Posted on 12/23/2006 7:01:57 AM PST by Clive
This time of year makes atheists especially cranky; O Little Town of Bethlehem, played in a shopping mall, does nothing to lift the spirits of an unbeliever. But even by seasonal standards, the letters attracted by my column last week on The God Delusion, by Richard Dawkins, demonstrate astonishing vehemence. They leave the impression that atheists are sensitive about their non belief and easily hurt by criticism.
A friend of mine, who used to run a radio program about religion, noted recently that "militant atheists were our most intolerant and angry listeners." The atheists I've lately heard from bring such passion to their hatred of religion that they can be fairly classed as religious fanatics.
Dawkins and people like him pour ridicule on believers. But, as evolutionists, they can't credibly explain why hundreds of different civilizations across the globe have felt the need to believe in a divine force. Billions of people have accepted what Dawkins considers are stupid, easily refutable and harmful ideas. How did those beliefs evolve? Were they an evolutionary advantage?
Dawkins thinks they may be the result of a misfiring or by-product similar to the reason moths immolate themselves in candles. Over eons, moths evolved a system of navigation based on light from the moon; this still usually works, but sometimes light from a candle (or another source) fatally tricks them. In the same way, Dawkins suggests, humans evolved a system of thought that has led them astray.
Children who obey adults have a "selective advantage" in evolution. They are more likely than disobedient children to survive because they won't have to learn on their own that, for instance, crocodile- infested rivers are dangerous. "Natural selection builds child brains with a tendency to believe whatever their parents and tribal elders tell them." But this valuable quality can go wrong, allowing parents to pass on their crazy religious ideas to the young. Dawkins has more trouble explaining how, in each civilization, the first wave of parents acquires religious convictions.
....
▶ _DO THIS_
Please copy the column from "A friend of" to "as religious fanatics.", putting "television" in place of "radio".

▶ _MATERIAL PROVIDED_
....
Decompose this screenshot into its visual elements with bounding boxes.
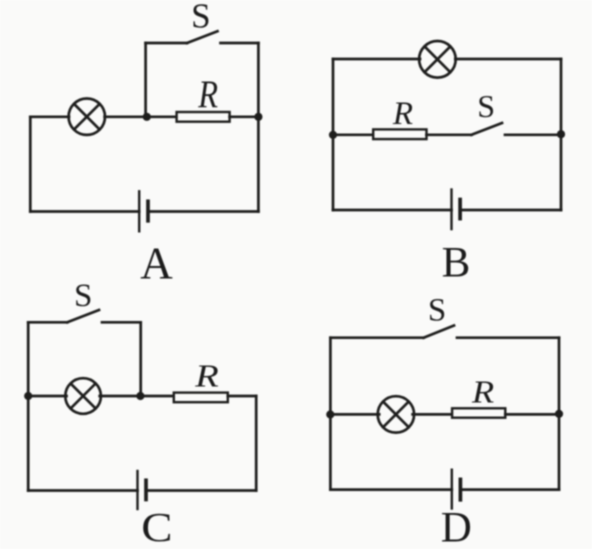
....
▶ _ANSWER FOR THIS EXERCISE_
A friend of mine, who used to run a television program about religion, noted recently that "militant atheists were our most intolerant and angry listeners." The atheists I've lately heard from bring such passion to their hatred of religion that they can be fairly classed as religious fanatics.